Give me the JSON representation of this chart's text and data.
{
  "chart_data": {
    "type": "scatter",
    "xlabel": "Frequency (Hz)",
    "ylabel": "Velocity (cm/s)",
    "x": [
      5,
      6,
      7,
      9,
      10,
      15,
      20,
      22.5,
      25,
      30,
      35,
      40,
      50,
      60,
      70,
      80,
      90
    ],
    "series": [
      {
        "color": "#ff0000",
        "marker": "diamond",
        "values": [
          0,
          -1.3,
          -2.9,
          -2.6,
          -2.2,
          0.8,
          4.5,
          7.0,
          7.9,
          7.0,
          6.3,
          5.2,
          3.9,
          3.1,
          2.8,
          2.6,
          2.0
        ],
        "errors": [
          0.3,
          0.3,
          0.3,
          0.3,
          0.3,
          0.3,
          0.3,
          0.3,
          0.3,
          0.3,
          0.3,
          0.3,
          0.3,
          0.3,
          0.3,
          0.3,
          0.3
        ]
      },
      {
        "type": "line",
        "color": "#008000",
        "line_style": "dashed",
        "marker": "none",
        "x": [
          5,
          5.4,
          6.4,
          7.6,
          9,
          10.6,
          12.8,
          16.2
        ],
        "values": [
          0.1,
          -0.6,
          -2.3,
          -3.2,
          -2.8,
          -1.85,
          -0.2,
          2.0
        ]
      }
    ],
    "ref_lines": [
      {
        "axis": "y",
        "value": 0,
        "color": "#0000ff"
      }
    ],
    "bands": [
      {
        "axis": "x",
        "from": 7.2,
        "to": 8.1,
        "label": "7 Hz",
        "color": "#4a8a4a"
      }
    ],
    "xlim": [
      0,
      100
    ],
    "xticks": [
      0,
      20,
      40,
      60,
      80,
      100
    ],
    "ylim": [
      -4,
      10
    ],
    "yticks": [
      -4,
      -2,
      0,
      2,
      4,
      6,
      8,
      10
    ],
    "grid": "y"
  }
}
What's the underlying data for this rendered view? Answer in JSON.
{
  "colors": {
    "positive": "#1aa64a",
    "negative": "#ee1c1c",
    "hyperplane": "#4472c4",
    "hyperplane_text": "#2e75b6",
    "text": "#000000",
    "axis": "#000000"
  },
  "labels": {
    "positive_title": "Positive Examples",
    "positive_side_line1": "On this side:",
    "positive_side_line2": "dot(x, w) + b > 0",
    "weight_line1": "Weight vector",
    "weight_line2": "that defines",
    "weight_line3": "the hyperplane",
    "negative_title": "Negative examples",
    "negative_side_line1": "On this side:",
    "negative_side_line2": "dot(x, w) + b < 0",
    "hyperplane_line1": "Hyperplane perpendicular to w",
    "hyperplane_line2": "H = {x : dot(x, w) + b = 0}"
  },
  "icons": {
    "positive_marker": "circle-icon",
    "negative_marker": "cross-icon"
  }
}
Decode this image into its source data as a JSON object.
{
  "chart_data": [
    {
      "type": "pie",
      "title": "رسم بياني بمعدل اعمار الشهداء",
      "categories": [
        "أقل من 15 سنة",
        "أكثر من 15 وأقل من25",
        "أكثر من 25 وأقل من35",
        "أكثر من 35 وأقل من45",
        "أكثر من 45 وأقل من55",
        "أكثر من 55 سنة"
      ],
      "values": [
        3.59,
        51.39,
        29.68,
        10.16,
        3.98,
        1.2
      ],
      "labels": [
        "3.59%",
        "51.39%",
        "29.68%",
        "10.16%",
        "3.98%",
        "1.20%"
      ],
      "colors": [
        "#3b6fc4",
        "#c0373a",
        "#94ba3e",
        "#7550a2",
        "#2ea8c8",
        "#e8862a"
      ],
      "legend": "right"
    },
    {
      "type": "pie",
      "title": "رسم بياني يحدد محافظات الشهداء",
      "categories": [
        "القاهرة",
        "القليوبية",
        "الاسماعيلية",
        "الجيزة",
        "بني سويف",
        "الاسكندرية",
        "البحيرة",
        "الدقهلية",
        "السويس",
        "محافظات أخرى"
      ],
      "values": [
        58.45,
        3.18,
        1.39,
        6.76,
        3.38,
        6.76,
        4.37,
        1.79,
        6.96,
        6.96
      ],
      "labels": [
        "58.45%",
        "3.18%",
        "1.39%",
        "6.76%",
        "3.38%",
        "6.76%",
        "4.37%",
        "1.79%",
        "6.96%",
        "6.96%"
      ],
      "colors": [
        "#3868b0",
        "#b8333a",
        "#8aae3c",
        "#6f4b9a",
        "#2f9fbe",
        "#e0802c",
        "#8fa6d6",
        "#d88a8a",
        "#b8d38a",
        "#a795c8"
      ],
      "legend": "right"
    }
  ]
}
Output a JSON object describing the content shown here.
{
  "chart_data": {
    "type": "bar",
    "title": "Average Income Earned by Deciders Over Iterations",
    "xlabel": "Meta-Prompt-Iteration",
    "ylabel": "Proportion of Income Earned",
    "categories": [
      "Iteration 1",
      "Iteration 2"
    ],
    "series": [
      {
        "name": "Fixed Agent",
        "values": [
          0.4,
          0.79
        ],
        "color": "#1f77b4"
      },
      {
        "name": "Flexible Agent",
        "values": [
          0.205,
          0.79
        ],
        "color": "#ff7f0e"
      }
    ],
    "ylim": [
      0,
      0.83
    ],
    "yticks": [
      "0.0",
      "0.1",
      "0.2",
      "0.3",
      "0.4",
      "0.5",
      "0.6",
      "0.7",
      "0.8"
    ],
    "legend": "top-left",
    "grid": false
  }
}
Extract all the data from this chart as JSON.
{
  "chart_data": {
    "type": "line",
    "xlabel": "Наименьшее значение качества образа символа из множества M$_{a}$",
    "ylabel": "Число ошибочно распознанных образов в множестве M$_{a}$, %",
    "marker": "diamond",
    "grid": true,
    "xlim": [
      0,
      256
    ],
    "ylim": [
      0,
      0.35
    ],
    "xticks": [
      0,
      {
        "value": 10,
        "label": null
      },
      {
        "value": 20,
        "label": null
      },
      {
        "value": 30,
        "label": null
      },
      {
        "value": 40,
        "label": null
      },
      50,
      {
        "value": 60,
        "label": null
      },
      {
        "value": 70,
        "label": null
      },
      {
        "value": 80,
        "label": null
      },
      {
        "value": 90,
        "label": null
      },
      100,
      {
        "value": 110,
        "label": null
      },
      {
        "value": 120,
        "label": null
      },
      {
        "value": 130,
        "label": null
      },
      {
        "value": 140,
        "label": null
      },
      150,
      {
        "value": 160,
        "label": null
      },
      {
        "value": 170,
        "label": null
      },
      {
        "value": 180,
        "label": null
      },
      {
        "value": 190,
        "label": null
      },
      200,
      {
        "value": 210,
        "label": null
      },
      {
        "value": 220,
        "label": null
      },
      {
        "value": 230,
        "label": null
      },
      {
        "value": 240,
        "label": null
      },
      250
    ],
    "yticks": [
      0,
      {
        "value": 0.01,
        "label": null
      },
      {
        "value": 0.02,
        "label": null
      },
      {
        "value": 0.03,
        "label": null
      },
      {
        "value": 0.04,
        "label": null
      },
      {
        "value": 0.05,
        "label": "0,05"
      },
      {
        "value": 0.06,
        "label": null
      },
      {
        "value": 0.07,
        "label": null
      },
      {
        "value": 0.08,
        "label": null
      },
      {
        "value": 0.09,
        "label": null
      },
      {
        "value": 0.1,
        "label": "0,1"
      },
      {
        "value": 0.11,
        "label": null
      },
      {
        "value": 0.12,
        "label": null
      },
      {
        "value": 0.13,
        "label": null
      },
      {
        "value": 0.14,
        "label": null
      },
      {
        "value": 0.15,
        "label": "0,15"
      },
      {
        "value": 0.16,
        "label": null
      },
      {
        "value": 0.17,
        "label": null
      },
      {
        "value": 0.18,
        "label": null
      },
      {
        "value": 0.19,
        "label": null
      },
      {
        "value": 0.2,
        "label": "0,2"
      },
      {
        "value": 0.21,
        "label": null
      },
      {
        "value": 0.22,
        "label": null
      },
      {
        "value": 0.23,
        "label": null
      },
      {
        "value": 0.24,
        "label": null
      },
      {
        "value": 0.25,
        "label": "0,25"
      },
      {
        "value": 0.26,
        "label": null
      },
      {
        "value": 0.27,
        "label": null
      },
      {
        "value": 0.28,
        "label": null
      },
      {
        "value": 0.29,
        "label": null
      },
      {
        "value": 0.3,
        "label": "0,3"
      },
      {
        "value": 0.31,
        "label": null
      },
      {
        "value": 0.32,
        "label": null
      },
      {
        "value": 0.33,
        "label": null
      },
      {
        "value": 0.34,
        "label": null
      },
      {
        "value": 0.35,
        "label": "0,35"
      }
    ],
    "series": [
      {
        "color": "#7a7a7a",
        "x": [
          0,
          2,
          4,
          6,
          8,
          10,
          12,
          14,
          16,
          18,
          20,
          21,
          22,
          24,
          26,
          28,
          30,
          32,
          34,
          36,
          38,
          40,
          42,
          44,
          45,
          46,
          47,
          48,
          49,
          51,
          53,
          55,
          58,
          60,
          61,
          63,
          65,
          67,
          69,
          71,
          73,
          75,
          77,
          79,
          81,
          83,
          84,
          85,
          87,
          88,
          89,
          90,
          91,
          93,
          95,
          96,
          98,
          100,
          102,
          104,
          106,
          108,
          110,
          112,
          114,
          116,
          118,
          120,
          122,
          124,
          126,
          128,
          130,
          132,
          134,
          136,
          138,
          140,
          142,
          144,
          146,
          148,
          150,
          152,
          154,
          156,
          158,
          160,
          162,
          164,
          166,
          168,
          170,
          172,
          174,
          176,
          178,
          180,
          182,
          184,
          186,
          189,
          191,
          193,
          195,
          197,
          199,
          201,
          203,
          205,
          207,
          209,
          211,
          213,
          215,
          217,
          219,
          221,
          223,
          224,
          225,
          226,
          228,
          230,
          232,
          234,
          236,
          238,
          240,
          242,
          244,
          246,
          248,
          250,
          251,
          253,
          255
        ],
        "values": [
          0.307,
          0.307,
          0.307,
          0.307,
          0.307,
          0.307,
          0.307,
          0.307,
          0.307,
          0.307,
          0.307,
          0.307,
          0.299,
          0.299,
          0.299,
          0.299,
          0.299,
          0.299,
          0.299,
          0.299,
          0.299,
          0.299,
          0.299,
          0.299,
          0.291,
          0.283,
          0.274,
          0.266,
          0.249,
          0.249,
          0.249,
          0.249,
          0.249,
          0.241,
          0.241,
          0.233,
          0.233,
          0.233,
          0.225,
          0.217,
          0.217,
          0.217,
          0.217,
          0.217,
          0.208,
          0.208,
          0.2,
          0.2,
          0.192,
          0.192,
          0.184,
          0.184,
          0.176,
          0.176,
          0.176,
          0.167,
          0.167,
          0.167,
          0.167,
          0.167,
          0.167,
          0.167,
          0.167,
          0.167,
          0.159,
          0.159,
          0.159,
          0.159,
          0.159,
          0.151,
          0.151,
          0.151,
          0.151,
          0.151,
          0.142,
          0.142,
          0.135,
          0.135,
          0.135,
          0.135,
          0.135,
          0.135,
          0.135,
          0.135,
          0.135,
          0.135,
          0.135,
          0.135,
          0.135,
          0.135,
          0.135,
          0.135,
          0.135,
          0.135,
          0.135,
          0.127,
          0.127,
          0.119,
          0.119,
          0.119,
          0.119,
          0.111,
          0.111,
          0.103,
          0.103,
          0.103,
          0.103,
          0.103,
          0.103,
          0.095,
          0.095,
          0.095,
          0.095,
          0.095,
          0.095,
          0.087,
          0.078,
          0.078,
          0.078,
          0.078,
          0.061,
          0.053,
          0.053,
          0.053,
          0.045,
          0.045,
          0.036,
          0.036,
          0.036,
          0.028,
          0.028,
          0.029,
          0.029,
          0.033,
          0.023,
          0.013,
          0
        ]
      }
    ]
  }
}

> AIM
In the entries above, count every line containing the word "Earned". Write only the total.

> FULL OUTPUT
2